* Task objective: Omit all pictures. Copy the rest of the material exactly.

* Entries with figure data:
━━━
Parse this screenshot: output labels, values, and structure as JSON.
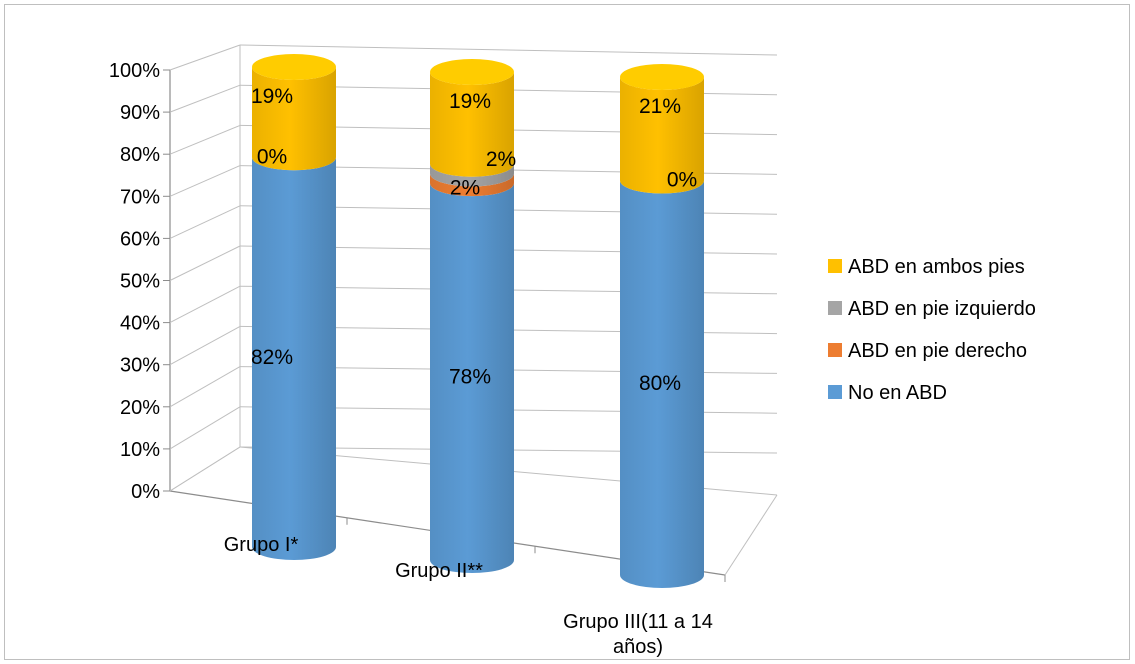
{
  "chart_data": {
    "type": "bar",
    "stacked": true,
    "percent_stacked": true,
    "three_d": true,
    "shape": "cylinder",
    "categories": [
      "Grupo I*",
      "Grupo II**",
      "Grupo III(11 a 14 años)"
    ],
    "category_lines": [
      [
        "Grupo I*"
      ],
      [
        "Grupo II**"
      ],
      [
        "Grupo III(11 a 14",
        "años)"
      ]
    ],
    "series": [
      {
        "name": "No en ABD",
        "color": "#5b9bd5",
        "values": [
          82,
          78,
          80
        ],
        "labels": [
          "82%",
          "78%",
          "80%"
        ]
      },
      {
        "name": "ABD en pie derecho",
        "color": "#ed7d31",
        "values": [
          0,
          2,
          0
        ],
        "labels": [
          "",
          "2%",
          ""
        ]
      },
      {
        "name": "ABD en pie izquierdo",
        "color": "#a5a5a5",
        "values": [
          0,
          2,
          0
        ],
        "labels": [
          "0%",
          "2%",
          "0%"
        ]
      },
      {
        "name": "ABD en ambos pies",
        "color": "#ffc000",
        "values": [
          19,
          19,
          21
        ],
        "labels": [
          "19%",
          "19%",
          "21%"
        ]
      }
    ],
    "y_ticks": [
      "0%",
      "10%",
      "20%",
      "30%",
      "40%",
      "50%",
      "60%",
      "70%",
      "80%",
      "90%",
      "100%"
    ],
    "ylim": [
      0,
      100
    ],
    "grid": true,
    "legend_position": "right",
    "legend_order": [
      "ABD en ambos pies",
      "ABD en pie izquierdo",
      "ABD en pie derecho",
      "No en ABD"
    ]
  }
}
━━━
* Result of the task:
Parse this screenshot: output labels, values, and structure as JSON.
{
  "chart_data": {
    "type": "bar",
    "stacked": true,
    "percent_stacked": true,
    "three_d": true,
    "shape": "cylinder",
    "categories": [
      "Grupo I*",
      "Grupo II**",
      "Grupo III(11 a 14 años)"
    ],
    "category_lines": [
      [
        "Grupo I*"
      ],
      [
        "Grupo II**"
      ],
      [
        "Grupo III(11 a 14",
        "años)"
      ]
    ],
    "series": [
      {
        "name": "No en ABD",
        "color": "#5b9bd5",
        "values": [
          82,
          78,
          80
        ],
        "labels": [
          "82%",
          "78%",
          "80%"
        ]
      },
      {
        "name": "ABD en pie derecho",
        "color": "#ed7d31",
        "values": [
          0,
          2,
          0
        ],
        "labels": [
          "",
          "2%",
          ""
        ]
      },
      {
        "name": "ABD en pie izquierdo",
        "color": "#a5a5a5",
        "values": [
          0,
          2,
          0
        ],
        "labels": [
          "0%",
          "2%",
          "0%"
        ]
      },
      {
        "name": "ABD en ambos pies",
        "color": "#ffc000",
        "values": [
          19,
          19,
          21
        ],
        "labels": [
          "19%",
          "19%",
          "21%"
        ]
      }
    ],
    "y_ticks": [
      "0%",
      "10%",
      "20%",
      "30%",
      "40%",
      "50%",
      "60%",
      "70%",
      "80%",
      "90%",
      "100%"
    ],
    "ylim": [
      0,
      100
    ],
    "grid": true,
    "legend_position": "right",
    "legend_order": [
      "ABD en ambos pies",
      "ABD en pie izquierdo",
      "ABD en pie derecho",
      "No en ABD"
    ]
  }
}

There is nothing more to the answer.